> **Problem to solve**: All of the data should be output character for character, except the pictures.

> **Extracted information**:
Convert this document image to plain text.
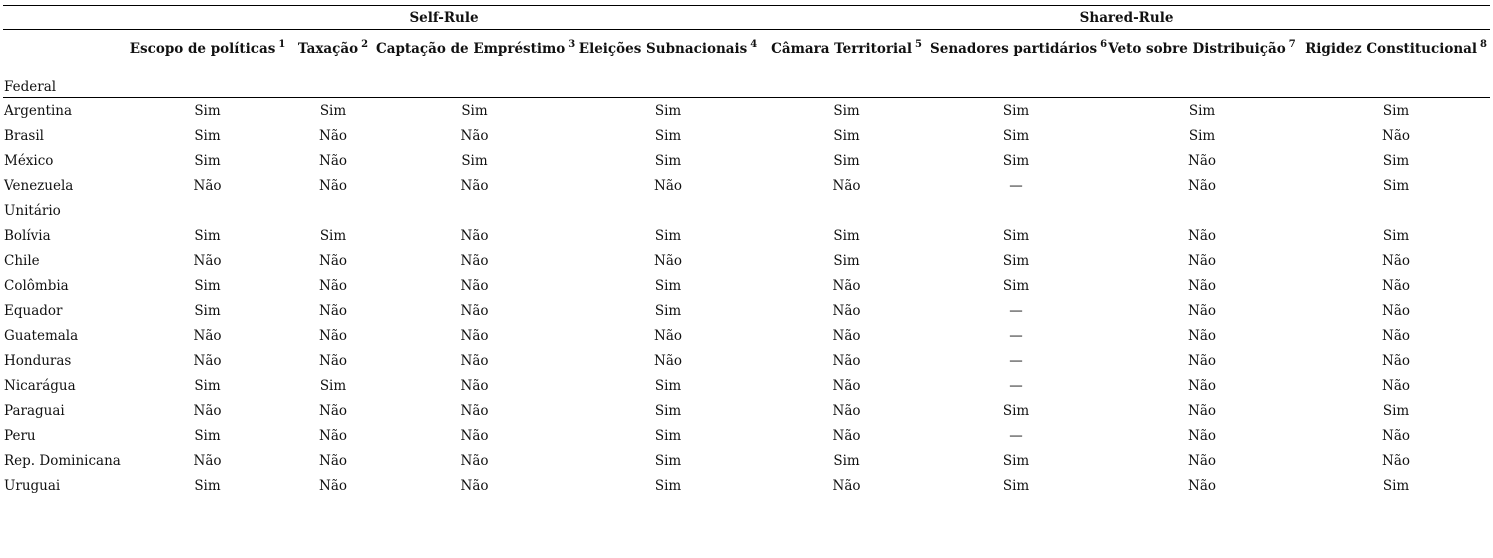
	Self-Rule				Shared-Rule			
Federal	Escopo de políticas $^1$	Taxação $^2$	Captação de Empréstimo $^3$	Eleições Subnacionais $^4$	Câmara Territorial $^5$	Senadores partidários $^6$	Veto sobre Distribuição $^7$	Rigidez Constitucional $^8$
Argentina	Sim	Sim	Sim	Sim	Sim	Sim	Sim	Sim
Brasil	Sim	Não	Não	Sim	Sim	Sim	Sim	Não
México	Sim	Não	Sim	Sim	Sim	Sim	Não	Sim
Venezuela	Não	Não	Não	Não	Não	—	Não	Sim
Unitário								
Bolívia	Sim	Sim	Não	Sim	Sim	Sim	Não	Sim
Chile	Não	Não	Não	Não	Sim	Sim	Não	Não
Colômbia	Sim	Não	Não	Sim	Não	Sim	Não	Não
Equador	Sim	Não	Não	Sim	Não	—	Não	Não
Guatemala	Não	Não	Não	Não	Não	—	Não	Não
Honduras	Não	Não	Não	Não	Não	—	Não	Não
Nicarágua	Sim	Sim	Não	Sim	Não	—	Não	Não
Paraguai	Não	Não	Não	Sim	Não	Sim	Não	Sim
Peru	Sim	Não	Não	Sim	Não	—	Não	Não
Rep. Dominicana	Não	Não	Não	Sim	Sim	Sim	Não	Não
Uruguai	Sim	Não	Não	Sim	Não	Sim	Não	Sim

> **Answer to this exercise**:
Convert this document image to plain text.
	Self-Rule				Shared-Rule			
Federal	Escopo de políticas $^1$	Taxação $^2$	Captação de Empréstimo $^3$	Eleições Subnacionais $^4$	Câmara Territorial $^5$	Senadores partidários $^6$	Veto sobre Distribuição $^7$	Rigidez Constitucional $^8$
Argentina	Sim	Sim	Sim	Sim	Sim	Sim	Sim	Sim
Brasil	Sim	Não	Não	Sim	Sim	Sim	Sim	Não
México	Sim	Não	Sim	Sim	Sim	Sim	Não	Sim
Venezuela	Não	Não	Não	Não	Não	—	Não	Sim
Unitário								
Bolívia	Sim	Sim	Não	Sim	Sim	Sim	Não	Sim
Chile	Não	Não	Não	Não	Sim	Sim	Não	Não
Colômbia	Sim	Não	Não	Sim	Não	Sim	Não	Não
Equador	Sim	Não	Não	Sim	Não	—	Não	Não
Guatemala	Não	Não	Não	Não	Não	—	Não	Não
Honduras	Não	Não	Não	Não	Não	—	Não	Não
Nicarágua	Sim	Sim	Não	Sim	Não	—	Não	Não
Paraguai	Não	Não	Não	Sim	Não	Sim	Não	Sim
Peru	Sim	Não	Não	Sim	Não	—	Não	Não
Rep. Dominicana	Não	Não	Não	Sim	Sim	Sim	Não	Não
Uruguai	Sim	Não	Não	Sim	Não	Sim	Não	Sim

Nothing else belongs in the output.